WHAT IS REQUIRED.
Scan the material that follows. Copy every line containing the word "this".

-- Begin --

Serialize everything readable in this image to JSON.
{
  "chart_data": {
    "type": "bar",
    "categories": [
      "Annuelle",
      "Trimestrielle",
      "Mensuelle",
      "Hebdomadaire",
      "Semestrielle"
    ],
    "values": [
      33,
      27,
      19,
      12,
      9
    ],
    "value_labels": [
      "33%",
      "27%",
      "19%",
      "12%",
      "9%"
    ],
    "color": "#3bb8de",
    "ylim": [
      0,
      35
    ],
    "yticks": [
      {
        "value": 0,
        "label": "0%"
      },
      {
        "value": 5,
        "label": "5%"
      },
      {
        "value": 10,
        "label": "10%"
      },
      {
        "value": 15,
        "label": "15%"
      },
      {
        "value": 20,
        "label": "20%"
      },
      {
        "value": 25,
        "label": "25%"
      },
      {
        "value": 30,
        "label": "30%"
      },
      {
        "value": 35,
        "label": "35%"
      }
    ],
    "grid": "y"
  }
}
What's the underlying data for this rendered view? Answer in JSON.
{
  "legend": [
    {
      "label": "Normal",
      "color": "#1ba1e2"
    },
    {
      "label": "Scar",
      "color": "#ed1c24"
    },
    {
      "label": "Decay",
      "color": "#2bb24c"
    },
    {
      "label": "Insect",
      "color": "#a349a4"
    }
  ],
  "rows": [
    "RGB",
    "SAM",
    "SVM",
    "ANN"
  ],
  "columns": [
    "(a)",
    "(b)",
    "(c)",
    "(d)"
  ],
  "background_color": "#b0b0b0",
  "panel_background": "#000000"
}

-- End --
-- Begin --

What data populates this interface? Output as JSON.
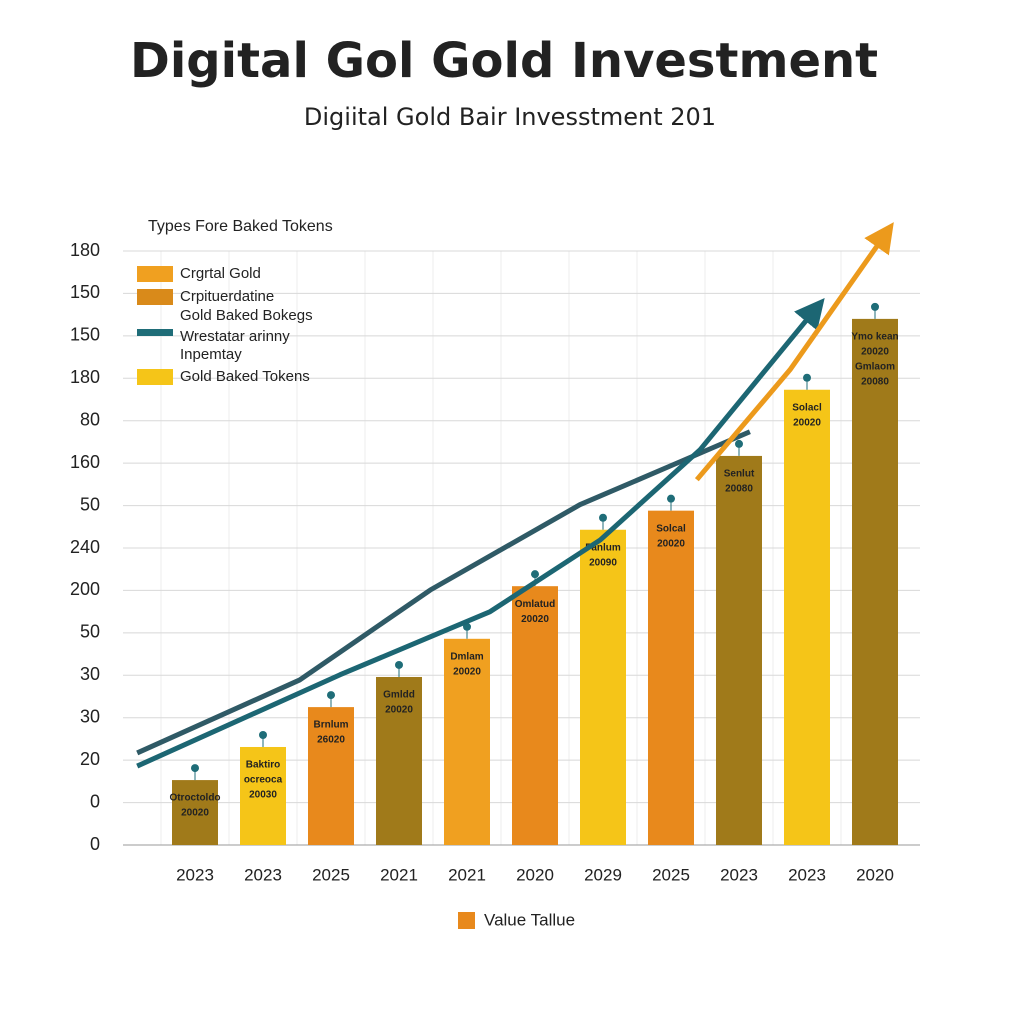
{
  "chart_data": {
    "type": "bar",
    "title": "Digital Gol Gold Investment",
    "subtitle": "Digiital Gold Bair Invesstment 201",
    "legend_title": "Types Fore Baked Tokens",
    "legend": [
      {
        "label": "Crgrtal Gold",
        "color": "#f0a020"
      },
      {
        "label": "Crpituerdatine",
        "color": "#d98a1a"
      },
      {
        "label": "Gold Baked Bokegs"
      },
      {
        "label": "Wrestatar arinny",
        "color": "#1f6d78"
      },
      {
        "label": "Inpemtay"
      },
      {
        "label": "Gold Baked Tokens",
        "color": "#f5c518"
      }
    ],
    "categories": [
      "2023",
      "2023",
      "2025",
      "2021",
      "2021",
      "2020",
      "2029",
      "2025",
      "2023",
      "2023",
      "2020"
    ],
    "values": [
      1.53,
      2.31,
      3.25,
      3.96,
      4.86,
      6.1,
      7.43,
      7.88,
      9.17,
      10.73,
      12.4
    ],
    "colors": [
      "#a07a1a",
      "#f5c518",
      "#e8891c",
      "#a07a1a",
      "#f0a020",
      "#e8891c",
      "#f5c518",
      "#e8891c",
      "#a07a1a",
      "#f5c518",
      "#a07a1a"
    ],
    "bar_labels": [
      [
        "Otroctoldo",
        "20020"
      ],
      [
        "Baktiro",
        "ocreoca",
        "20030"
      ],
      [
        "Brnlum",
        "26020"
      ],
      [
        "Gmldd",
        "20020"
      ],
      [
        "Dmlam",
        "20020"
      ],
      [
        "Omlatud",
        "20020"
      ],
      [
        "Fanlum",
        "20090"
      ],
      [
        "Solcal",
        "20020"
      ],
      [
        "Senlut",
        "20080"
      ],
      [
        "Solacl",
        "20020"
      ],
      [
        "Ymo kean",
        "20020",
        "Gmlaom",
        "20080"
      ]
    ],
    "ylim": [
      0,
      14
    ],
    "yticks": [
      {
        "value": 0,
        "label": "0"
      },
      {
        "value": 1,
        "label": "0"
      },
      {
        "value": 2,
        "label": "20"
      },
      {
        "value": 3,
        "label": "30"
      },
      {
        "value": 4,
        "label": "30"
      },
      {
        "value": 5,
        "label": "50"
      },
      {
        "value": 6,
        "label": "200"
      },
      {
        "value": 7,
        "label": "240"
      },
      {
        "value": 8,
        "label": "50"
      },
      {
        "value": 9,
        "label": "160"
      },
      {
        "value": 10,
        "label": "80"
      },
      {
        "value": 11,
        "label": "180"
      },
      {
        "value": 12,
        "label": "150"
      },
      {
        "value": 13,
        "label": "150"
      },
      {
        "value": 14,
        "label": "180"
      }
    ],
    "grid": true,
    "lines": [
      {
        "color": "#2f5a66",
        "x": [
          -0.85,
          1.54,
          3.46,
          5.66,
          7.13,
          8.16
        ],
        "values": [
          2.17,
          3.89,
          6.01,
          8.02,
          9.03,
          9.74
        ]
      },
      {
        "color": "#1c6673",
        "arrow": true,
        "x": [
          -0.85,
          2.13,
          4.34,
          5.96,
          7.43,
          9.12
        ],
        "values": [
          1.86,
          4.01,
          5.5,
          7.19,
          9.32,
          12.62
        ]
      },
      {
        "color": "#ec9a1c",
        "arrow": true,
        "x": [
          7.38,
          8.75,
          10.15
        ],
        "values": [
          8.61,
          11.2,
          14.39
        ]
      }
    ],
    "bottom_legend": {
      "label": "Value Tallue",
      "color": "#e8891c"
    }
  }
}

-- End --

TASK RESULT.
Serialize everything readable in this image to JSON.
What's the underlying data for this rendered view? Answer in JSON.
What data populates this interface? Output as JSON.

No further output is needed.